Written problem: The records below need retyping in full; give them again exactly.

━━━━━ Data section ━━━━━

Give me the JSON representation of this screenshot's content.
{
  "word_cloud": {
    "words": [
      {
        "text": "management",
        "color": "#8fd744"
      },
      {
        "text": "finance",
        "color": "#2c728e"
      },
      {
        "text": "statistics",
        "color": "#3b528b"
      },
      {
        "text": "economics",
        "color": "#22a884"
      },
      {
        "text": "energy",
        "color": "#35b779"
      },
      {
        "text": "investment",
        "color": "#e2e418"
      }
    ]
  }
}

━━━━━

Task answer:
Give me the JSON representation of this screenshot's content.
{
  "word_cloud": {
    "words": [
      {
        "text": "management",
        "color": "#8fd744"
      },
      {
        "text": "finance",
        "color": "#2c728e"
      },
      {
        "text": "statistics",
        "color": "#3b528b"
      },
      {
        "text": "economics",
        "color": "#22a884"
      },
      {
        "text": "energy",
        "color": "#35b779"
      },
      {
        "text": "investment",
        "color": "#e2e418"
      }
    ]
  }
}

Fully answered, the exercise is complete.